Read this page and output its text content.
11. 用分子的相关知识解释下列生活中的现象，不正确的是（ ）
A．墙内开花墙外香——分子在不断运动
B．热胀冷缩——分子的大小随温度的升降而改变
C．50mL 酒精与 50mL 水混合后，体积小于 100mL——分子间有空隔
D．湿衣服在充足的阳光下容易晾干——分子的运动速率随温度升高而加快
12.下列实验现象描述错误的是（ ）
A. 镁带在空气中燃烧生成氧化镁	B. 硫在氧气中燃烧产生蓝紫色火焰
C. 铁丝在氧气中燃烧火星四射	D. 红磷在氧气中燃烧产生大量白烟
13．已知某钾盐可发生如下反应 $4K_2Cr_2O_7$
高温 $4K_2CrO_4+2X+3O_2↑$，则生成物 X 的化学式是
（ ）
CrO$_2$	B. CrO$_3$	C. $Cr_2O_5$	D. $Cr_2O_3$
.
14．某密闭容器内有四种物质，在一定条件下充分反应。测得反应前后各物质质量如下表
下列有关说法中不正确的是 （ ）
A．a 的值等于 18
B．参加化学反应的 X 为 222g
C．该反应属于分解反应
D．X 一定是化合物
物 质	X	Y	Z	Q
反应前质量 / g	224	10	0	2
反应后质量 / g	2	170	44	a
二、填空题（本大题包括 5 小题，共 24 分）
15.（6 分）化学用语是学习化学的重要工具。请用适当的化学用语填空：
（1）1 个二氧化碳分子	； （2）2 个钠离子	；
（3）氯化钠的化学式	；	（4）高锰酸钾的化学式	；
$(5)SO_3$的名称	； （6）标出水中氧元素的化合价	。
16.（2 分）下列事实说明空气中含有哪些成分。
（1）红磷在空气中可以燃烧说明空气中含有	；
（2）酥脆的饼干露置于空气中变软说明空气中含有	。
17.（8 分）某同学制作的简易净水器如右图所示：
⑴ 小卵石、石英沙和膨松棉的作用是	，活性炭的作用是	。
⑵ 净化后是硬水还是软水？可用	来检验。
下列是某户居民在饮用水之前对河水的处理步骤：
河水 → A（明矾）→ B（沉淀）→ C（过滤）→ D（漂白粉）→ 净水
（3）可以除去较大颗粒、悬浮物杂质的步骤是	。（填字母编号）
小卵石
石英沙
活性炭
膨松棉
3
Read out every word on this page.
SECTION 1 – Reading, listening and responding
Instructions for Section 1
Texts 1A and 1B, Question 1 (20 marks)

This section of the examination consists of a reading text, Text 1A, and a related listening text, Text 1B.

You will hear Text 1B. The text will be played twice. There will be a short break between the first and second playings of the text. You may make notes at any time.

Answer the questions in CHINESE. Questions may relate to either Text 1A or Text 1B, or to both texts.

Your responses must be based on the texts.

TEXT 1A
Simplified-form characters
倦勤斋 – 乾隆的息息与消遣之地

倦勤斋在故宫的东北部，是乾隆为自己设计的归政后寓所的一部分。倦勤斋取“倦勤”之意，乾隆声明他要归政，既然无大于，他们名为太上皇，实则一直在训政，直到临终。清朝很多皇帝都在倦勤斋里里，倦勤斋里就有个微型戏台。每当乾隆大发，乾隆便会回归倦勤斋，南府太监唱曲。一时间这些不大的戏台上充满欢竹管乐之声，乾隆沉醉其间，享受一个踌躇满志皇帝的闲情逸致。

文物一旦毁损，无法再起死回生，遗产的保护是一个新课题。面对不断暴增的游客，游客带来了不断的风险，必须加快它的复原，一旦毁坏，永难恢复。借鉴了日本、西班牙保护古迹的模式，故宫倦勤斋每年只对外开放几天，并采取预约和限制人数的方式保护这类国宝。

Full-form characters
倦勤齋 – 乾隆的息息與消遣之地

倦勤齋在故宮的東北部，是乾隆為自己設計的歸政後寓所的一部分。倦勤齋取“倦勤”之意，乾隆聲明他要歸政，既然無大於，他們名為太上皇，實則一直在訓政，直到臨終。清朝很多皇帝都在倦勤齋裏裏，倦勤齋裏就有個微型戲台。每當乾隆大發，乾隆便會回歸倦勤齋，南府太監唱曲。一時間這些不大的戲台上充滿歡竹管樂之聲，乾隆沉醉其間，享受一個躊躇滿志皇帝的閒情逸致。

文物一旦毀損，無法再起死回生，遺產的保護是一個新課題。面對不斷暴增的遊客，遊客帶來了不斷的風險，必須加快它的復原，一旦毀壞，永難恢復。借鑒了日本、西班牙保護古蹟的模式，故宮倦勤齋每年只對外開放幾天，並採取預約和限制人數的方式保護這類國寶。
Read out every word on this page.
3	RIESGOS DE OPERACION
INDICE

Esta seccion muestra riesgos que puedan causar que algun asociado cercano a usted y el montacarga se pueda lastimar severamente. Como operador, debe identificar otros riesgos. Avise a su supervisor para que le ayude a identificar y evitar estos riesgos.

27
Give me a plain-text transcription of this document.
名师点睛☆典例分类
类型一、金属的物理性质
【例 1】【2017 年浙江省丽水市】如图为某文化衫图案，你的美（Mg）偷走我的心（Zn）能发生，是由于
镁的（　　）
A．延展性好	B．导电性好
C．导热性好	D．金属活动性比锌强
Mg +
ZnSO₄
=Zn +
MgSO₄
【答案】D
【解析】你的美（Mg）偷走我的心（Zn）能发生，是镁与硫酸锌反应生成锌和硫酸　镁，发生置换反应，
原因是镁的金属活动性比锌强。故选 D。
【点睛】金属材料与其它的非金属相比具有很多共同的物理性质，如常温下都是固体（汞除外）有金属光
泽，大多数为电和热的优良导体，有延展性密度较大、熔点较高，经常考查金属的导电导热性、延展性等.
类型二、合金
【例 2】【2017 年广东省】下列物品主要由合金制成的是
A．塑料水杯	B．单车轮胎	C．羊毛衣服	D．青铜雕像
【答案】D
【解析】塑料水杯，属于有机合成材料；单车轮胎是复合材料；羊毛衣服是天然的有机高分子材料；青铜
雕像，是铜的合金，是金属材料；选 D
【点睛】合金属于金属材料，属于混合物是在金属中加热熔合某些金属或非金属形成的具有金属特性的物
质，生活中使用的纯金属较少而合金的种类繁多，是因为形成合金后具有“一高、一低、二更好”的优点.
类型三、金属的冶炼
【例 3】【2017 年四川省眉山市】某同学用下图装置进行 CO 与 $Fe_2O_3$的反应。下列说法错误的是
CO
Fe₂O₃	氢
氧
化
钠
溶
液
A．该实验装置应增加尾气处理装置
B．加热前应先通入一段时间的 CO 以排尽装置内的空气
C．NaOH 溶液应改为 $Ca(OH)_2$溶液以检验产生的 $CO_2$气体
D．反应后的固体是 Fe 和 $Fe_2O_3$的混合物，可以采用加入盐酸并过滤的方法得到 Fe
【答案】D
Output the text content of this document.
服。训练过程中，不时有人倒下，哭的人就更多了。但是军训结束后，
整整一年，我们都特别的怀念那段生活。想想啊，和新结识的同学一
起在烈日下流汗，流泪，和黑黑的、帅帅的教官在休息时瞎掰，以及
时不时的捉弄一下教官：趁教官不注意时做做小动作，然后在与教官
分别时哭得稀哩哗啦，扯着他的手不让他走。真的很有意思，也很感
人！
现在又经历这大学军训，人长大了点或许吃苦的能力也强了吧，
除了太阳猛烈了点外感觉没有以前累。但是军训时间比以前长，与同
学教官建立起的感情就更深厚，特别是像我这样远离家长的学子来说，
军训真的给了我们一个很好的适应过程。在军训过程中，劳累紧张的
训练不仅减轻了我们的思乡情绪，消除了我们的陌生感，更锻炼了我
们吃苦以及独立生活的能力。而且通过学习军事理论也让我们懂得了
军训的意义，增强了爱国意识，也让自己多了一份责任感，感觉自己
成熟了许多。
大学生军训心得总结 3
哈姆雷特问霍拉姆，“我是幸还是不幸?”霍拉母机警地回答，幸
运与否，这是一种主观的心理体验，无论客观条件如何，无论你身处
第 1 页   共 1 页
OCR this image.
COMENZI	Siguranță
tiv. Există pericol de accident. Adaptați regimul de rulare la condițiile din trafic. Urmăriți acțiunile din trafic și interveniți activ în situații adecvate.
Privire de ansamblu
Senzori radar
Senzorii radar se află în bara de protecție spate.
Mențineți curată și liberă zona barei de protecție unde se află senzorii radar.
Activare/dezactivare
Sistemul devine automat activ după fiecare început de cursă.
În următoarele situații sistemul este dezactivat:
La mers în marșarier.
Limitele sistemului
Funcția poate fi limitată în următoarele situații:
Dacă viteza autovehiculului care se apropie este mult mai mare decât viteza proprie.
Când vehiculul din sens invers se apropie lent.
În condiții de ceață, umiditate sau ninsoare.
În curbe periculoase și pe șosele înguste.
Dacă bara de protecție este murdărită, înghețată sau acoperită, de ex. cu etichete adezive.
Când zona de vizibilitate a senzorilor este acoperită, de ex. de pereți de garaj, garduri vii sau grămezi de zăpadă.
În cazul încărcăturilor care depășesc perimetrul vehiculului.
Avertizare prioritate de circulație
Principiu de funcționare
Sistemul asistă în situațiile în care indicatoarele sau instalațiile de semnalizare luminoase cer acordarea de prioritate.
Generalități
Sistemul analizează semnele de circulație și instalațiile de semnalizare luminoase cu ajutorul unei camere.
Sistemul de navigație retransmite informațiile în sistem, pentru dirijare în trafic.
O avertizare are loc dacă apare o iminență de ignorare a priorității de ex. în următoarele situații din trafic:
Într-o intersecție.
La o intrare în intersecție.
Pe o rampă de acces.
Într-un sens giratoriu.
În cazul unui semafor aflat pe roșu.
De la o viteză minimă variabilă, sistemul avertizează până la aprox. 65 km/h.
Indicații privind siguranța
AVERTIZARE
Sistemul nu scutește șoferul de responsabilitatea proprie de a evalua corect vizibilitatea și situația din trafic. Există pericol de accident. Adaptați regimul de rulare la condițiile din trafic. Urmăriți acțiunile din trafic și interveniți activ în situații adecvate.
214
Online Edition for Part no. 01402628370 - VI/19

-------------------------

TASK TO COMPLETE ::
Reproduce each line of the material containing the word "trafic".

COMPLETE RESPONSE ::
tiv. Există pericol de accident. Adaptați regimul de rulare la condițiile din trafic. Urmăriți acțiunile din trafic și interveniți activ în situații adecvate.
Sistemul de navigație retransmite informațiile în sistem, pentru dirijare în trafic.
O avertizare are loc dacă apare o iminență de ignorare a priorității de ex. în următoarele situații din trafic:
Sistemul nu scutește șoferul de responsabilitatea proprie de a evalua corect vizibilitatea și situația din trafic. Există pericol de accident. Adaptați regimul de rulare la condițiile din trafic. Urmăriți acțiunile din trafic și interveniți activ în situații adecvate.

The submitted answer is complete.